:: TEXT ::
◆ ◆ ◆ ◆ ◆

A password will be e-mailed to you.

Written by Brian Michael Bendis
Art by David LaFuente, Sara Pichelle, Joelle Jones, Sunny Gho, Jamie McKelvie, Skottie Young

The Story

After the Chameleon debacle ending with Spidey’s public profile tarnished more than usual (followed by a short and sloppy villain fight to open the issue), Carol Danvers and S.H.I.E.L.D. finally decide to step in and do something. What that something is, Danvers doesn’t know, so she consults three of the top super heroes of all Ultimate Marveldom, all of whom conveniently  just so happen to have short tales of recent encounters with our young Spider-Man on hand to tell.

Using short stories to exemplify the character is an old stand by for anniversary issues such as this. It’s a sort of shotgun approach in presenting as much as you can so that the readers can enjoy at least some aspect of this celebration that is otherwise interrupting the pace of the monthly story. Fortunately, that isn’t the case with these shorts, all written by Bendis, play into both the underlying issue story and the overall book as the threat of S.H.I.E.L.D. intervention has loomed over Ultimate Spidey’s life from early in the title.

The shorts feature Iron Man, Captain America and Thor as they encounter Spider-Man in their average adventures. Each develops a different impression of the young web slinger, and Bendis does a good job maintaining the same smart and brave, yet young novice character while putting him in a variety of scenarios to naturally develop these impressions.

◆ ◆ ◆ ◆ ◆

:: DATA SECTION ::
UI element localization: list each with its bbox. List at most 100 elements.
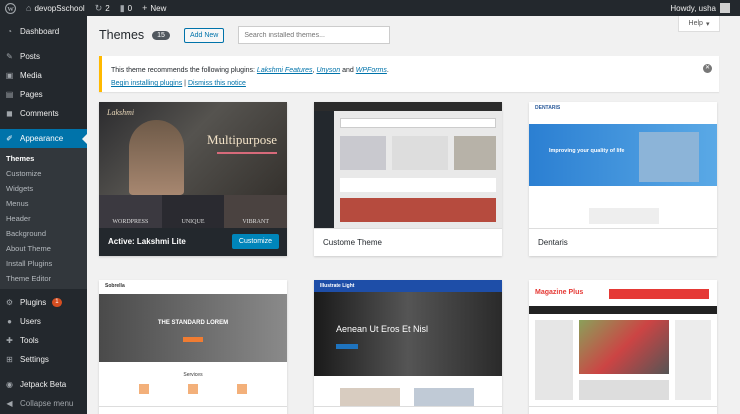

◆ ◆ ◆ ◆ ◆

:: GIVEN EXERCISE 1 ::
Which three heroes do the short stories in the review feature?
:: GIVEN EXERCISE 2 ::
Please copy the review word for word from "Using short stories" to "in the title.".
Nothing in the lines is needed here.

:: FULL ANSWER 1 ::
Iron Man, Captain America and Thor.

:: FULL ANSWER 2 ::
Using short stories to exemplify the character is an old stand by for anniversary issues such as this. It’s a sort of shotgun approach in presenting as much as you can so that the readers can enjoy at least some aspect of this celebration that is otherwise interrupting the pace of the monthly story. Fortunately, that isn’t the case with these shorts, all written by Bendis, play into both the underlying issue story and the overall book as the threat of S.H.I.E.L.D. intervention has loomed over Ultimate Spidey’s life from early in the title.